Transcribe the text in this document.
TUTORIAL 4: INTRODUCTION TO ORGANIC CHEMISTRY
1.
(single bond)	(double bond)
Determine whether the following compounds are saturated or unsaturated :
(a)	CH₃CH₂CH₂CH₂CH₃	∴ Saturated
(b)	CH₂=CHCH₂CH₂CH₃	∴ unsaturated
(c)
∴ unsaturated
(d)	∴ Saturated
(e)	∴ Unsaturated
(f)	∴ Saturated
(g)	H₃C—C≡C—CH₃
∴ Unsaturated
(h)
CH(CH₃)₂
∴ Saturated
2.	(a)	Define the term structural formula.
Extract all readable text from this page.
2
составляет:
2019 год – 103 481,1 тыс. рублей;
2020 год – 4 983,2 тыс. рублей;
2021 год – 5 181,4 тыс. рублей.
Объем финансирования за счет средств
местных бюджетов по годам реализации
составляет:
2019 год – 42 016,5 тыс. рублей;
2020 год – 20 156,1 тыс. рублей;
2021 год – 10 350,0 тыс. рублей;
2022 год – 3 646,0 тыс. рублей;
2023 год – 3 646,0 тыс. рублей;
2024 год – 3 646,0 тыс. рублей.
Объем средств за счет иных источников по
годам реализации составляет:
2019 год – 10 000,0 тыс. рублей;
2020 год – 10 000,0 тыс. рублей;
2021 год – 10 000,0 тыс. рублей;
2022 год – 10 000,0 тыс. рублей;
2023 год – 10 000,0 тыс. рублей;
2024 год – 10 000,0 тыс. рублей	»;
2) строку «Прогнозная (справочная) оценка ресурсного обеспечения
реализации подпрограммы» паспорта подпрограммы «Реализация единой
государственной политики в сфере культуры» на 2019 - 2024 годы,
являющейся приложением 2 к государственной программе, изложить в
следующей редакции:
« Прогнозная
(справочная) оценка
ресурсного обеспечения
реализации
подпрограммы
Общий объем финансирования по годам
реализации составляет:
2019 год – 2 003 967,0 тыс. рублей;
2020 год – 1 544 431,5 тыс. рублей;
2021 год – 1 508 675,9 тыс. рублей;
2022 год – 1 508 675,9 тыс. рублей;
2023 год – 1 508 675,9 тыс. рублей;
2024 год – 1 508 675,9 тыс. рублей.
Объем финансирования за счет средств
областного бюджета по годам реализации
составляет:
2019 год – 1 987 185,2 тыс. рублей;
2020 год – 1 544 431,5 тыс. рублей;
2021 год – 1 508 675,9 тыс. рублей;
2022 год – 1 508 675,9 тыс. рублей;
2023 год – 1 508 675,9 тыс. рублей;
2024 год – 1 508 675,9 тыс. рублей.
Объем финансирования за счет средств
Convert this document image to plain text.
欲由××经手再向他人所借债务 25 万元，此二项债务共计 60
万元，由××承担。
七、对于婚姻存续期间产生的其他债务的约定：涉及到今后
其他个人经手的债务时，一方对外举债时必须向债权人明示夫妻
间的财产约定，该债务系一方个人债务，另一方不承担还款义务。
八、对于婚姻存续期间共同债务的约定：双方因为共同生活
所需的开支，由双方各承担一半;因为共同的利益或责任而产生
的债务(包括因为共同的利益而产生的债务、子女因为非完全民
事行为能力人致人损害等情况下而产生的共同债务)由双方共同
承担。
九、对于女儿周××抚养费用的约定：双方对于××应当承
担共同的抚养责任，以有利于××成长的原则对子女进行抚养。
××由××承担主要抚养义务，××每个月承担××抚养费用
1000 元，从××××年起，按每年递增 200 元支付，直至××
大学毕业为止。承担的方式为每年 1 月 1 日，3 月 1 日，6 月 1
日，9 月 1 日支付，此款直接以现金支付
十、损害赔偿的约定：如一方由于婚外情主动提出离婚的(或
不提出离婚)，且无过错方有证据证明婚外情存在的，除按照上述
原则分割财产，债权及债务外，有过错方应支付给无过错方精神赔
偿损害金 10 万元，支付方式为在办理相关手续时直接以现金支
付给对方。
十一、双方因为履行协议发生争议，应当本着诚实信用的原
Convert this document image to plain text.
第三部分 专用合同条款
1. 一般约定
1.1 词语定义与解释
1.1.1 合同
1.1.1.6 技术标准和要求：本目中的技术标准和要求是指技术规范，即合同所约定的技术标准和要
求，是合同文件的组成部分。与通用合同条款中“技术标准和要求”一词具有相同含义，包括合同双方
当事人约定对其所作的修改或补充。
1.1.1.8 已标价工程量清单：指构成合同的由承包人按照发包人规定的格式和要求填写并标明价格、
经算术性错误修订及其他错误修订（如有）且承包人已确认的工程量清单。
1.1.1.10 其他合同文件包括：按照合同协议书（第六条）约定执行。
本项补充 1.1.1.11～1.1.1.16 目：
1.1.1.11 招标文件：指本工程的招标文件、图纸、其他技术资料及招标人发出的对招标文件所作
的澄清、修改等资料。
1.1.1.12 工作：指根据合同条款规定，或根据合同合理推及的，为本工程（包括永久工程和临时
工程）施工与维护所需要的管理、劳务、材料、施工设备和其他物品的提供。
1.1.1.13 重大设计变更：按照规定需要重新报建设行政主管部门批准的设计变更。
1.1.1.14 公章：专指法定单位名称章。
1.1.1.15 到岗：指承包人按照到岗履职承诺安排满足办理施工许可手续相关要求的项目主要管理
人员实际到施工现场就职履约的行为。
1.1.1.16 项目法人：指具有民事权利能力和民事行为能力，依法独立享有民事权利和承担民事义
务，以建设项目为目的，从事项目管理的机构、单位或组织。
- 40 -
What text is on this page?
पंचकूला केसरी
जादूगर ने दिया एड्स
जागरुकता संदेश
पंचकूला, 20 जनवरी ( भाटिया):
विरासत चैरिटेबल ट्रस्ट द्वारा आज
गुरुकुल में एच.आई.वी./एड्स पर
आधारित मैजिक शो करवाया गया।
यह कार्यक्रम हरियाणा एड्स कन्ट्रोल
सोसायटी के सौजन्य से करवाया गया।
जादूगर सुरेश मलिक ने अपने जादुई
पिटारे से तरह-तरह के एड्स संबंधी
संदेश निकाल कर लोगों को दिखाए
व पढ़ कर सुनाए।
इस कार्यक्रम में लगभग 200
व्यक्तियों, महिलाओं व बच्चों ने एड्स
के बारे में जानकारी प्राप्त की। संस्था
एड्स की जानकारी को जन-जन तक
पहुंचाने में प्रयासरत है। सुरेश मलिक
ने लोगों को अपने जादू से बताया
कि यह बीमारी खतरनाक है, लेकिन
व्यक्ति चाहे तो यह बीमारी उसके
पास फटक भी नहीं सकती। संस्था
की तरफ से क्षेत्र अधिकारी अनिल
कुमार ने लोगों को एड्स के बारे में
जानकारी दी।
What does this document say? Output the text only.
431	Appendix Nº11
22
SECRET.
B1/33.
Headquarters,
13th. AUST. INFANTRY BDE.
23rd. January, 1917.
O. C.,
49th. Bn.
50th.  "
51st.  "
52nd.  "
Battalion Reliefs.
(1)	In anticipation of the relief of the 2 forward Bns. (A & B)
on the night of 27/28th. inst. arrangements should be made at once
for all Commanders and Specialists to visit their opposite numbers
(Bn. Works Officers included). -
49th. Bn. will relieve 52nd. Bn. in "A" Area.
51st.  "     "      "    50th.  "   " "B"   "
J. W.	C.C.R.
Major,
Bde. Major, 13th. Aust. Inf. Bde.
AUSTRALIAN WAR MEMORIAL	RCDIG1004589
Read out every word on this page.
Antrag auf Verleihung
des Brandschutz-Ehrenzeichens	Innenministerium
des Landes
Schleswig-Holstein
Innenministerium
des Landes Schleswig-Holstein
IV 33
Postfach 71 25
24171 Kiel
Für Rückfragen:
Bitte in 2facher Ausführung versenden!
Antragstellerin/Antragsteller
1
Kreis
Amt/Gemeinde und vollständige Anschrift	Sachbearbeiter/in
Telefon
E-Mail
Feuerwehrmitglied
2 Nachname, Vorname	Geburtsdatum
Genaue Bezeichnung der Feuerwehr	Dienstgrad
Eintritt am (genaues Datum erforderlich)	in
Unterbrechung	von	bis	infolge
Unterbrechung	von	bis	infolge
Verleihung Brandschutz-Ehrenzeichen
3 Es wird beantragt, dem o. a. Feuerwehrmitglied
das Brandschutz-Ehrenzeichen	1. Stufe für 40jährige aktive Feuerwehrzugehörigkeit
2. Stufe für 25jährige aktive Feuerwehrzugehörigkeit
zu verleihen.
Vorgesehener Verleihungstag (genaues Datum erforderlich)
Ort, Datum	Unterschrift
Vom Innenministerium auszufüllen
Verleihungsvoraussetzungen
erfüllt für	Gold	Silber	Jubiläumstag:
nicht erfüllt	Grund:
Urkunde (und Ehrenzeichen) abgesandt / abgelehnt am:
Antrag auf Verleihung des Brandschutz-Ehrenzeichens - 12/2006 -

**GOAL**
Check each line of the entries above, and show every one holding the word "Stufe".

**EXERCISE SOLUTION**
das Brandschutz-Ehrenzeichen	1. Stufe für 40jährige aktive Feuerwehrzugehörigkeit
2. Stufe für 25jährige aktive Feuerwehrzugehörigkeit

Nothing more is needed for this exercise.